(Figure record extracts)
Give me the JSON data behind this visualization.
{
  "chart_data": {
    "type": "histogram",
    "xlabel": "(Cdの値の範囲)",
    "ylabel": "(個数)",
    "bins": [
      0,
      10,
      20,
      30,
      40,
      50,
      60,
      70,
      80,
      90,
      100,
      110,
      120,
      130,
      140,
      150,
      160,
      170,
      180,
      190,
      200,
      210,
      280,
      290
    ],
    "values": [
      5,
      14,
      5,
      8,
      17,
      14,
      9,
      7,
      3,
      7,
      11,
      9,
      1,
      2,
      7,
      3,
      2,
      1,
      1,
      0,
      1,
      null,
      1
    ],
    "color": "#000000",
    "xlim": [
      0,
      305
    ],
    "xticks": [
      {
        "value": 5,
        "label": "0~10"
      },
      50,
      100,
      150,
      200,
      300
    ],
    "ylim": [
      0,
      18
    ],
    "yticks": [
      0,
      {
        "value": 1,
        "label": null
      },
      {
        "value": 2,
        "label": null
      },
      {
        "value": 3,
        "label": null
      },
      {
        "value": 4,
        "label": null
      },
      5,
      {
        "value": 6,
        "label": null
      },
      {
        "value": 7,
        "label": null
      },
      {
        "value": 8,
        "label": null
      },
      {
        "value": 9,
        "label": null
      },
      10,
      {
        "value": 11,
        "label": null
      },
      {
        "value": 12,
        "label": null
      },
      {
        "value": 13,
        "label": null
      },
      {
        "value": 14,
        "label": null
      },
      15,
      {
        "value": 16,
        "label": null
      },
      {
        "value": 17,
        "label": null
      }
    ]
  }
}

◆ DIRECTIVE ◆
Print back all the lines verbatim.

◆ OUTPUT OF THE TASK ◆
Give me the JSON data behind this visualization.
{
  "chart_data": {
    "type": "histogram",
    "xlabel": "(Cdの値の範囲)",
    "ylabel": "(個数)",
    "bins": [
      0,
      10,
      20,
      30,
      40,
      50,
      60,
      70,
      80,
      90,
      100,
      110,
      120,
      130,
      140,
      150,
      160,
      170,
      180,
      190,
      200,
      210,
      280,
      290
    ],
    "values": [
      5,
      14,
      5,
      8,
      17,
      14,
      9,
      7,
      3,
      7,
      11,
      9,
      1,
      2,
      7,
      3,
      2,
      1,
      1,
      0,
      1,
      null,
      1
    ],
    "color": "#000000",
    "xlim": [
      0,
      305
    ],
    "xticks": [
      {
        "value": 5,
        "label": "0~10"
      },
      50,
      100,
      150,
      200,
      300
    ],
    "ylim": [
      0,
      18
    ],
    "yticks": [
      0,
      {
        "value": 1,
        "label": null
      },
      {
        "value": 2,
        "label": null
      },
      {
        "value": 3,
        "label": null
      },
      {
        "value": 4,
        "label": null
      },
      5,
      {
        "value": 6,
        "label": null
      },
      {
        "value": 7,
        "label": null
      },
      {
        "value": 8,
        "label": null
      },
      {
        "value": 9,
        "label": null
      },
      10,
      {
        "value": 11,
        "label": null
      },
      {
        "value": 12,
        "label": null
      },
      {
        "value": 13,
        "label": null
      },
      {
        "value": 14,
        "label": null
      },
      15,
      {
        "value": 16,
        "label": null
      },
      {
        "value": 17,
        "label": null
      }
    ]
  }
}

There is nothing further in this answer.